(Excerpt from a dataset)
● ● ● ● ● ● ●
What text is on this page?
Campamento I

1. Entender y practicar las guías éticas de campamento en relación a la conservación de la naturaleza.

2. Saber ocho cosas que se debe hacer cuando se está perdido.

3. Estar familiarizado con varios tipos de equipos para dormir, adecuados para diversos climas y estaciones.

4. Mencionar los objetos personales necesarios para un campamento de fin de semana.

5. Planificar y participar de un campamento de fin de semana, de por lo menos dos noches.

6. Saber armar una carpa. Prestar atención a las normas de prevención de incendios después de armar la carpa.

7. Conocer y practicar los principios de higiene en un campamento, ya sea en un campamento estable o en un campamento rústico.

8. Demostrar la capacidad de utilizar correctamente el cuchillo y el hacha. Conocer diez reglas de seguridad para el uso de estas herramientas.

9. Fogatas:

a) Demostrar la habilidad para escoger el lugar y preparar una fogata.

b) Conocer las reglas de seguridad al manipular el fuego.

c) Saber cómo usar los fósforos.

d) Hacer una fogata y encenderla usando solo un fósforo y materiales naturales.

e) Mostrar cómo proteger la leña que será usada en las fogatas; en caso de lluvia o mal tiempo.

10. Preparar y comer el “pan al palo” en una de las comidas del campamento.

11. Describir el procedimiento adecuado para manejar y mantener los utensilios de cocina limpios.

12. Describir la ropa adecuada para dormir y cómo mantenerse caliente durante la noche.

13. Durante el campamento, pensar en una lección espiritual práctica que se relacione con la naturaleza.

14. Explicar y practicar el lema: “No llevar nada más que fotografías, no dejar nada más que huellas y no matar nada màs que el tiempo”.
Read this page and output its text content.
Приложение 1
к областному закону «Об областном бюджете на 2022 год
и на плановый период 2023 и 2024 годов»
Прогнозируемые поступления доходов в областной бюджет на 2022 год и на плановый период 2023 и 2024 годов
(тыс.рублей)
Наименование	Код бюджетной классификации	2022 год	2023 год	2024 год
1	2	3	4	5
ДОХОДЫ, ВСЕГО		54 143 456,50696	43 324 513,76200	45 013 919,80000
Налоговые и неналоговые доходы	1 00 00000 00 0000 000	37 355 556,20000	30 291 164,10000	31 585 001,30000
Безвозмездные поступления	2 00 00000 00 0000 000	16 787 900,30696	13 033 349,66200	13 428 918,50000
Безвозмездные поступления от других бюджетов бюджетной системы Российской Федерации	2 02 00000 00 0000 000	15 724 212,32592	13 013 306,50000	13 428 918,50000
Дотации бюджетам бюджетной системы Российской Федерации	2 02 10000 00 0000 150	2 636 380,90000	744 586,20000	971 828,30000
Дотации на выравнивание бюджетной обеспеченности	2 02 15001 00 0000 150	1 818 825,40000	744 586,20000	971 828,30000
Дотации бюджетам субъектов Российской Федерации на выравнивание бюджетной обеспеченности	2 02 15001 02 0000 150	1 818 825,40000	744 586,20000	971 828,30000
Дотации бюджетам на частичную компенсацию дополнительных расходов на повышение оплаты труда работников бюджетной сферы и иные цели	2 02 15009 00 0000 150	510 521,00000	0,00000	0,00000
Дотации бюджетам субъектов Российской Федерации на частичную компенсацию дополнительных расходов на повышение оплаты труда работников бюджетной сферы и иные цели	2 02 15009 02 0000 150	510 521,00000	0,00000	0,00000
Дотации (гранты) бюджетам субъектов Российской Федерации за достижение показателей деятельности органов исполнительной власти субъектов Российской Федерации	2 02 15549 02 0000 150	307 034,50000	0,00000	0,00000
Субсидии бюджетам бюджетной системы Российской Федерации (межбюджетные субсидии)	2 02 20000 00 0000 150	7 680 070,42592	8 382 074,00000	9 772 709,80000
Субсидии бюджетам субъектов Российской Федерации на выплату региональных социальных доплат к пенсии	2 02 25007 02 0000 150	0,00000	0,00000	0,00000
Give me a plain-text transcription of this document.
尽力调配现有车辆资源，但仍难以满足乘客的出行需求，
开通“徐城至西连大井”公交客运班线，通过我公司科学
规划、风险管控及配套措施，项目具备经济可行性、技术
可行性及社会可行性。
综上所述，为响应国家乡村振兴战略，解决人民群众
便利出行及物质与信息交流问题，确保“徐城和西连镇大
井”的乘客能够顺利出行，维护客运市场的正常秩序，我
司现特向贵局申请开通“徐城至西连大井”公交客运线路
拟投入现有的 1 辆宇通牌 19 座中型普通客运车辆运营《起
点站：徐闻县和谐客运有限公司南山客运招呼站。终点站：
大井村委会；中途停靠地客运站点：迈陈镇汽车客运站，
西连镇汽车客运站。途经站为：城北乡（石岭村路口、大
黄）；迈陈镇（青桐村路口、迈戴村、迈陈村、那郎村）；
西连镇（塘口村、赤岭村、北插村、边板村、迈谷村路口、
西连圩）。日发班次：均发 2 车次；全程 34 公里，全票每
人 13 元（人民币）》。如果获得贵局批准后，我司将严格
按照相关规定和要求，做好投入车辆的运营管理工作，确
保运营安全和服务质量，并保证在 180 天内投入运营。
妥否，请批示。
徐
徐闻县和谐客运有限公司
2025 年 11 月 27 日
● ● ● ● ● ● ●
**Set problem:**
Lines that hold the word "Безвозмездные" are the ones to return, every one of them.

**Response for this exercise:**
Безвозмездные поступления	2 00 00000 00 0000 000	16 787 900,30696	13 033 349,66200	13 428 918,50000
Безвозмездные поступления от других бюджетов бюджетной системы Российской Федерации	2 02 00000 00 0000 000	15 724 212,32592	13 013 306,50000	13 428 918,50000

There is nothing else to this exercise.